- **DIRECTIVE**: In the entries below, how many lines hold the string "xlabel"? Give only the number.

- **RECORDS PROVIDED**:

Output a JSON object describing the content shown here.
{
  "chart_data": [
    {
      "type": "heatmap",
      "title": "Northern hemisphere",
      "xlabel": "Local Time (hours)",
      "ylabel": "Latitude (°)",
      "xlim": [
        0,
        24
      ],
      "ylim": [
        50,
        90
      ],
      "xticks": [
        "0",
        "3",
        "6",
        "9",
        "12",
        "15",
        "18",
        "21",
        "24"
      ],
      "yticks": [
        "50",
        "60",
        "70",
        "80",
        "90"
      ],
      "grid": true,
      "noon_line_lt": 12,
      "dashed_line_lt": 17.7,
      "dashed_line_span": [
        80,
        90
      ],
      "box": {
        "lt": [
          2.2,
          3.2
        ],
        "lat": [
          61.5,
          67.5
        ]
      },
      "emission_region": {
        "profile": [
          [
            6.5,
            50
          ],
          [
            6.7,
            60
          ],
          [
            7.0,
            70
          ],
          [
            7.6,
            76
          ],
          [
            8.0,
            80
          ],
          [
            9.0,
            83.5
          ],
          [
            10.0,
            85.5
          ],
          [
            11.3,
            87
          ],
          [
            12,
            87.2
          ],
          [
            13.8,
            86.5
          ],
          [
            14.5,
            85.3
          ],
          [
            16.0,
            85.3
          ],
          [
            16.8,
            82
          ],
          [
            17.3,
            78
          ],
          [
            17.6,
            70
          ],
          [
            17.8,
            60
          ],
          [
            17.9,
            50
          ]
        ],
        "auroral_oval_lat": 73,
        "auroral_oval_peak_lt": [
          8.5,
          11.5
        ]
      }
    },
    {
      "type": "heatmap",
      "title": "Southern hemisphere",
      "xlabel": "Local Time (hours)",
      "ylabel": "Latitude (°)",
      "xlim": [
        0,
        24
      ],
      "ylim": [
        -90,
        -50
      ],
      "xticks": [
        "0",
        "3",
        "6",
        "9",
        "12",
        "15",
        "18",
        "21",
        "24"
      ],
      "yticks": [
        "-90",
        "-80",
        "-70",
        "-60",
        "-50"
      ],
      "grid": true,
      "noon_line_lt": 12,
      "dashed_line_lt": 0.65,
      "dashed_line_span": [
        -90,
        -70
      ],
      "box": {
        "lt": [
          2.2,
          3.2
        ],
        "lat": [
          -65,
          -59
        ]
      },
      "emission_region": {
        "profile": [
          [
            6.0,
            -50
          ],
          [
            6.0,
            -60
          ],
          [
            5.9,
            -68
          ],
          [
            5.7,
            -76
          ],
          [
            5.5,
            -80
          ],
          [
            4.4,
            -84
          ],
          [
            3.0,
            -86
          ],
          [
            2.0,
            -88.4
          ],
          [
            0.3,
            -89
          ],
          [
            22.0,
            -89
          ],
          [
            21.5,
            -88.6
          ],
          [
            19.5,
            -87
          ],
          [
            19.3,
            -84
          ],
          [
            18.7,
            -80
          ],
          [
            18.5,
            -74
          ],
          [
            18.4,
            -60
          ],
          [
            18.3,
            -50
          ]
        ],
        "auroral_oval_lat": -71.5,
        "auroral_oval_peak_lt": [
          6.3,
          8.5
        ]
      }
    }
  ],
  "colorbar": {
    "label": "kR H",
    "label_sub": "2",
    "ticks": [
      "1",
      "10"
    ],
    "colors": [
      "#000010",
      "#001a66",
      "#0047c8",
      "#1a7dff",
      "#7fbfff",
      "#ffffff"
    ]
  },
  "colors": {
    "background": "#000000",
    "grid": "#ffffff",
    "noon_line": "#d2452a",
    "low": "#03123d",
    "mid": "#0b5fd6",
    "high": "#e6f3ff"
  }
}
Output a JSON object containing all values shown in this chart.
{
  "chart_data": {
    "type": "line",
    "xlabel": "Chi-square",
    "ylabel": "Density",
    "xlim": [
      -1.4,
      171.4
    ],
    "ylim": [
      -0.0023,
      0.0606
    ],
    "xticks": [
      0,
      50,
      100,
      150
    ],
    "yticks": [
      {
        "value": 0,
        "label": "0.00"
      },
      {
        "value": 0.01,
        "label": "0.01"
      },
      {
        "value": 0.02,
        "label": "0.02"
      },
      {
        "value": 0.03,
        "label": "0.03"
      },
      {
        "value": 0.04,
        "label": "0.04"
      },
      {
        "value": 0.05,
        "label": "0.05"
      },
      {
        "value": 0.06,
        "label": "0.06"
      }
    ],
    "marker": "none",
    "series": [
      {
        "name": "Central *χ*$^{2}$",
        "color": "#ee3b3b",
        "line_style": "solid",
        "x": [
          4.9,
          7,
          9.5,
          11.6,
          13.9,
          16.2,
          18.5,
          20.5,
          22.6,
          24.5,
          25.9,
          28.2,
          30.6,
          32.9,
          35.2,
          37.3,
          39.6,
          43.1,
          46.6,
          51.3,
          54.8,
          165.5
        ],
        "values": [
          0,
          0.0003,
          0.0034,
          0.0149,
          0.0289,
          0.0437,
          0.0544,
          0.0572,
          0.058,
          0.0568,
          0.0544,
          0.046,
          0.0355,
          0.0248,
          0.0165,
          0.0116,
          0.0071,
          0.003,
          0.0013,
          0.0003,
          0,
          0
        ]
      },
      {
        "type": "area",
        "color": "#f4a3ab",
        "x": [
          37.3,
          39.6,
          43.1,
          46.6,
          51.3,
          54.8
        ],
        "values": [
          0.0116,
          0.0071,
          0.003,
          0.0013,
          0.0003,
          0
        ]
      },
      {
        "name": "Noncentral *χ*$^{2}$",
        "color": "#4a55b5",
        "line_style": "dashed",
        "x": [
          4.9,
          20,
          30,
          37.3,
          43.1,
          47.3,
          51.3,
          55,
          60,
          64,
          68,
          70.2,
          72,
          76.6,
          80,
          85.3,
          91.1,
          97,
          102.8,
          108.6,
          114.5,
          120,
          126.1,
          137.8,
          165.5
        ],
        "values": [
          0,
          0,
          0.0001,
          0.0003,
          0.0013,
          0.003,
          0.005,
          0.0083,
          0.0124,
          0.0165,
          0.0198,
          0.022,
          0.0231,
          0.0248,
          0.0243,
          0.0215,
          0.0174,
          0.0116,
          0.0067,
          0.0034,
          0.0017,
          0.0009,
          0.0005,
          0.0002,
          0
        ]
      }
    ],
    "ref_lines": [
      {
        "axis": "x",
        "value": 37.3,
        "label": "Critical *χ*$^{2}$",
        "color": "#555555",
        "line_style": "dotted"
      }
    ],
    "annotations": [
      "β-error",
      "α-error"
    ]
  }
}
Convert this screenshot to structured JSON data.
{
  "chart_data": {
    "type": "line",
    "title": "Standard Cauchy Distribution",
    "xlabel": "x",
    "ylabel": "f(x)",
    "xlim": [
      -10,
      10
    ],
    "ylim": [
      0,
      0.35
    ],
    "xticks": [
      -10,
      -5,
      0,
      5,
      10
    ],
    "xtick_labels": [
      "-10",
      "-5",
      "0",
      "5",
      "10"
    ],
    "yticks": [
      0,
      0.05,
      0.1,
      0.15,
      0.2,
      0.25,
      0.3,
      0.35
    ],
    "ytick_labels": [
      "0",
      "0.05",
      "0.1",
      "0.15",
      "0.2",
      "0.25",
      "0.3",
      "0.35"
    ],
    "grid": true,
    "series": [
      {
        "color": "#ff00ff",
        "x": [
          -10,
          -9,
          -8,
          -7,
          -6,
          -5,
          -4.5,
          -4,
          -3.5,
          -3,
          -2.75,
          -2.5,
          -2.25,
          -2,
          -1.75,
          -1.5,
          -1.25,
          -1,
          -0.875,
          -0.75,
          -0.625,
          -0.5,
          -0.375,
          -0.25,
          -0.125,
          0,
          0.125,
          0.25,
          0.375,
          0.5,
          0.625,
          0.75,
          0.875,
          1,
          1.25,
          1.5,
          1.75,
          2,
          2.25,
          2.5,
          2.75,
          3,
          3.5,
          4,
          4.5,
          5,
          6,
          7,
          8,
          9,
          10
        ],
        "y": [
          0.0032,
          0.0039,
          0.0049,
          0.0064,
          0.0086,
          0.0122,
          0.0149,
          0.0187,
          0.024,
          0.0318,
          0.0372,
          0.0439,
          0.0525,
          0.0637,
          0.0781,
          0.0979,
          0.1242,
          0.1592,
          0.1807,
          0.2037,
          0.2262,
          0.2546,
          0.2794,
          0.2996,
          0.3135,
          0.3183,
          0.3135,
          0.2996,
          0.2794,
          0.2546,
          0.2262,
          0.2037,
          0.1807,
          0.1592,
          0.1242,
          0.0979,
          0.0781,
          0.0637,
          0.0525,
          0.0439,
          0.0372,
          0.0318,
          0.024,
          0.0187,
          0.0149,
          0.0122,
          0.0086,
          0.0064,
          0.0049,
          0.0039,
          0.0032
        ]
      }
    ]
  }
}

- **SOLUTION TO THE EXERCISE**: 4